▶ **What needs to be done**
Which lines contain the string "subtitle"? Please list every one of them.

▶ **Records provided**
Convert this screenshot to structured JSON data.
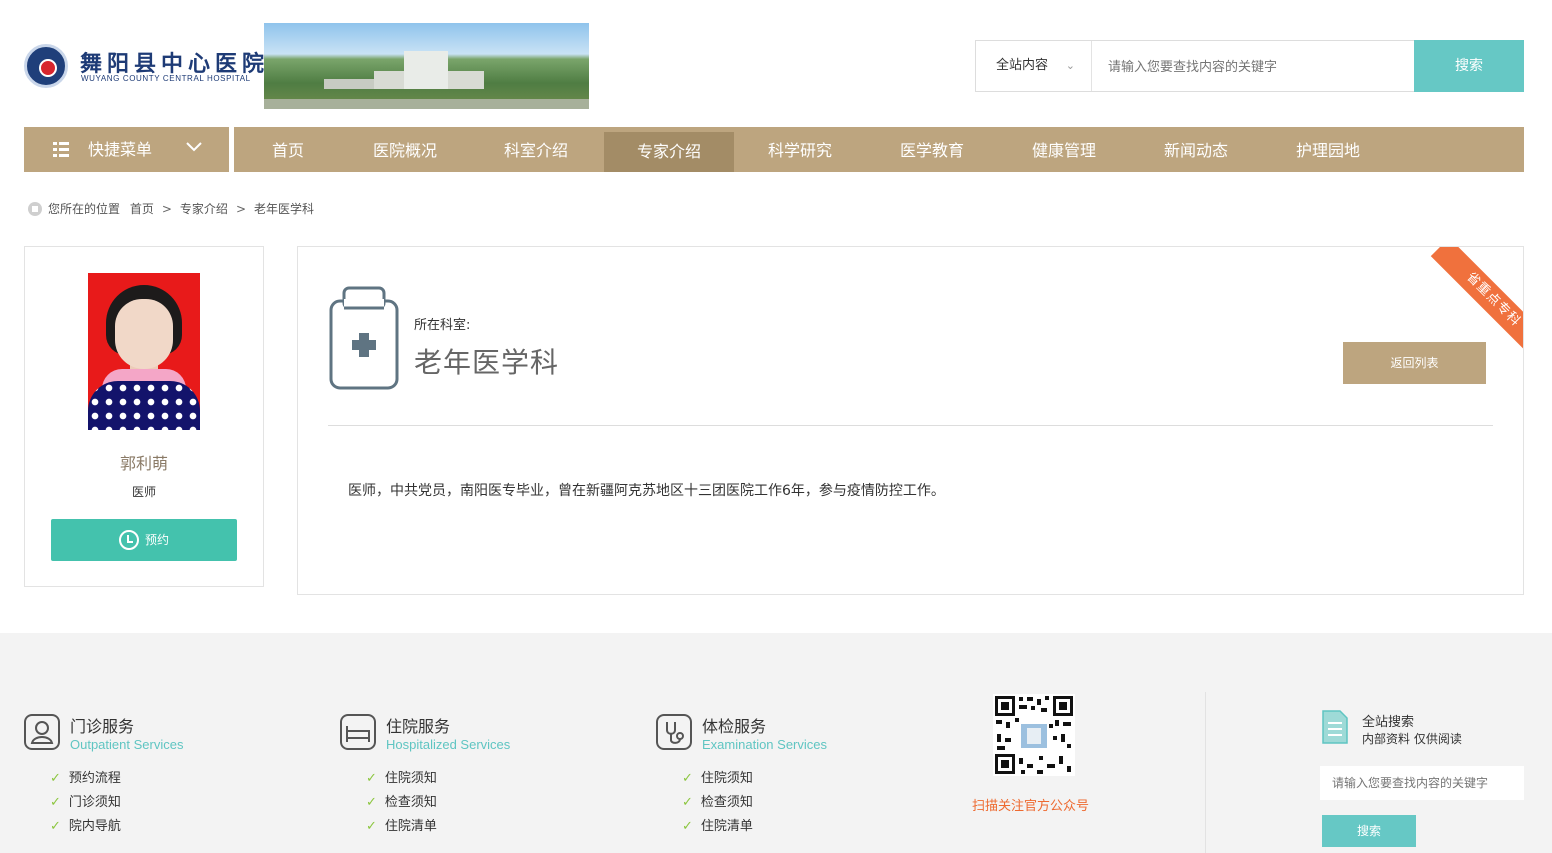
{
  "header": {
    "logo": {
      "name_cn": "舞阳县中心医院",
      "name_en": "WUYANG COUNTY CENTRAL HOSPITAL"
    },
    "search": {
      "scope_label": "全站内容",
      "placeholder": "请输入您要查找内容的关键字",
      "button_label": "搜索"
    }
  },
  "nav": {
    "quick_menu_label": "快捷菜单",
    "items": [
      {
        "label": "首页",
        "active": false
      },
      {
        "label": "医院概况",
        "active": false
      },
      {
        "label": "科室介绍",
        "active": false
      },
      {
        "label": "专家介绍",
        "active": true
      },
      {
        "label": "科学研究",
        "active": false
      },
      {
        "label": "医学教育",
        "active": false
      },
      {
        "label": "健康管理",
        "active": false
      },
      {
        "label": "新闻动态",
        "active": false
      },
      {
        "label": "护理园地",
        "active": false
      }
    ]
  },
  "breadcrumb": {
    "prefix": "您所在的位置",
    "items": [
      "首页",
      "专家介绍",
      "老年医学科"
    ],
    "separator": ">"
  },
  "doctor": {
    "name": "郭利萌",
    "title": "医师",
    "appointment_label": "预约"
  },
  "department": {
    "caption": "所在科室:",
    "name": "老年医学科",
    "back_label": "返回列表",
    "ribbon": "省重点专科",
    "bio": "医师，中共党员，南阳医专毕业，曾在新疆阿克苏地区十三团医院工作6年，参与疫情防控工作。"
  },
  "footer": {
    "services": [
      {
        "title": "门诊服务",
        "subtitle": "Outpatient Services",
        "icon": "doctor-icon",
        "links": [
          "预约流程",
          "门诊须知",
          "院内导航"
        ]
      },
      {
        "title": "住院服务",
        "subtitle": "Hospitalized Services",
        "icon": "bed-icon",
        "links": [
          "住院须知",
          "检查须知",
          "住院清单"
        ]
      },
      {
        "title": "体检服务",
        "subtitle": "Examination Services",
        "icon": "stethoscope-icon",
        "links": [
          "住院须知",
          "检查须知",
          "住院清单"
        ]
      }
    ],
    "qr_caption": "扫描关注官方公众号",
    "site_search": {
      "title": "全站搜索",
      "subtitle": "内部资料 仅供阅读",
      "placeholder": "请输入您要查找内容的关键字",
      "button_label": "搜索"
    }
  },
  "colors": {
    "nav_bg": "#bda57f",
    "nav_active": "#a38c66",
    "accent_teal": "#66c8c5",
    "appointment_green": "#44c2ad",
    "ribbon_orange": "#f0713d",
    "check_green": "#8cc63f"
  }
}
==
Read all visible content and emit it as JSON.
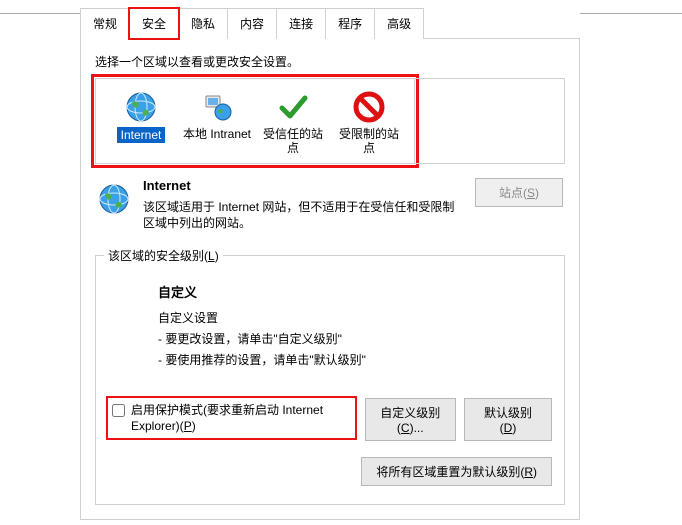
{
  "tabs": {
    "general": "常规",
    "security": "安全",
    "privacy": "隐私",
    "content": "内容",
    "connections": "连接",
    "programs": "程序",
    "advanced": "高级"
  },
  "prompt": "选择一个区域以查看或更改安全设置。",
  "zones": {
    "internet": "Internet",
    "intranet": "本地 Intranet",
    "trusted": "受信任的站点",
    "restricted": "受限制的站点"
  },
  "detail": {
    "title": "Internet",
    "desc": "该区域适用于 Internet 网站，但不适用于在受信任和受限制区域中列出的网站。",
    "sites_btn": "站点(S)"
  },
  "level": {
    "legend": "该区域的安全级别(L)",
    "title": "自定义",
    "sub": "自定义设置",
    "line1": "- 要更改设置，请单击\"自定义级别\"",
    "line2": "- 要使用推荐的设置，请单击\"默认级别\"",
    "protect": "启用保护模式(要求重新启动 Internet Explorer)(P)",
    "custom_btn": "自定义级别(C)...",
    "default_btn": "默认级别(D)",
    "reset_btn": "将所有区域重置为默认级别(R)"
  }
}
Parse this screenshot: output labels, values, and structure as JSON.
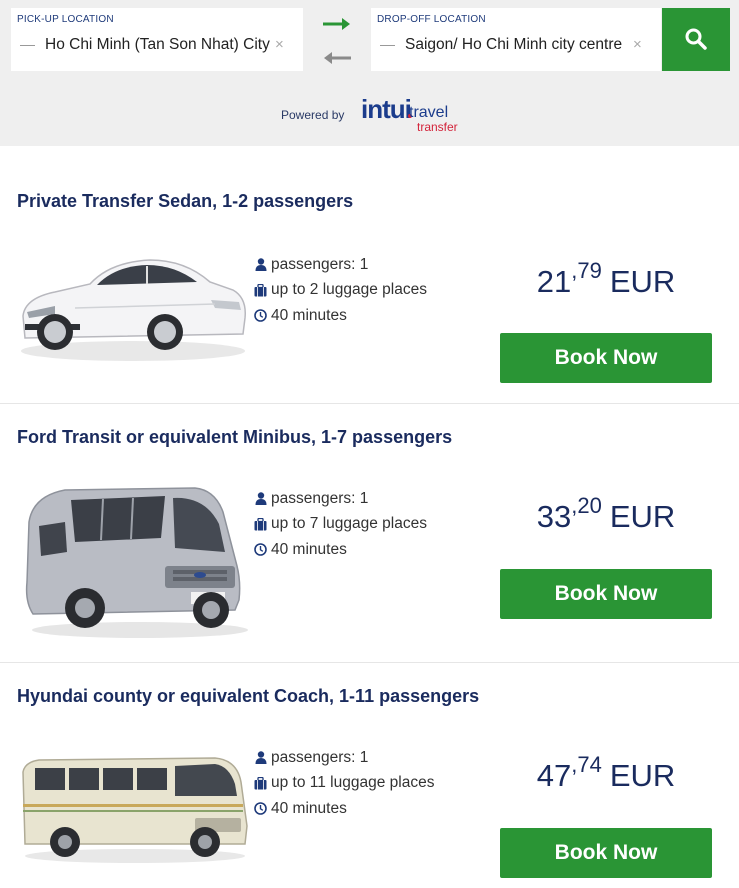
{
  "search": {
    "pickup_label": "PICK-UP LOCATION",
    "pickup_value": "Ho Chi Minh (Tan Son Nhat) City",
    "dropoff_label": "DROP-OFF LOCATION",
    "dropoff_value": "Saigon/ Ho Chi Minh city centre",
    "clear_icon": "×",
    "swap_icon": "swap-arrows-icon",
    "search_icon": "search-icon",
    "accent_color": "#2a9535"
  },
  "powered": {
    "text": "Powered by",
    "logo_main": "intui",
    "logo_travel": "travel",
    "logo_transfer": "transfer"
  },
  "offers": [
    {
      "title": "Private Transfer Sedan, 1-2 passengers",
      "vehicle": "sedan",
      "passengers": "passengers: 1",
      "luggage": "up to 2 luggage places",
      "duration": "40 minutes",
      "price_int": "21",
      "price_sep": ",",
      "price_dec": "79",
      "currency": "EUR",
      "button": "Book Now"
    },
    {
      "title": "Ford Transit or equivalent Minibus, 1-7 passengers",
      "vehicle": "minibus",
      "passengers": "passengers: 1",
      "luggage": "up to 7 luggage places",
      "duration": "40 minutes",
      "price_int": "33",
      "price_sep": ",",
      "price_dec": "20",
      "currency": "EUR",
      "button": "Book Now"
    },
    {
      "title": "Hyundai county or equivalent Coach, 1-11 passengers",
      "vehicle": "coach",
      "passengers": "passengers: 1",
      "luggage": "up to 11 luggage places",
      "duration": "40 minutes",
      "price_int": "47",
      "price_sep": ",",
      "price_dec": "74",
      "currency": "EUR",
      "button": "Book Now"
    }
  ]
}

▶ **Expected answer**
        "subtitle": "Outpatient Services",
        "subtitle": "Hospitalized Services",
        "subtitle": "Examination Services",
      "subtitle": "内部资料 仅供阅读",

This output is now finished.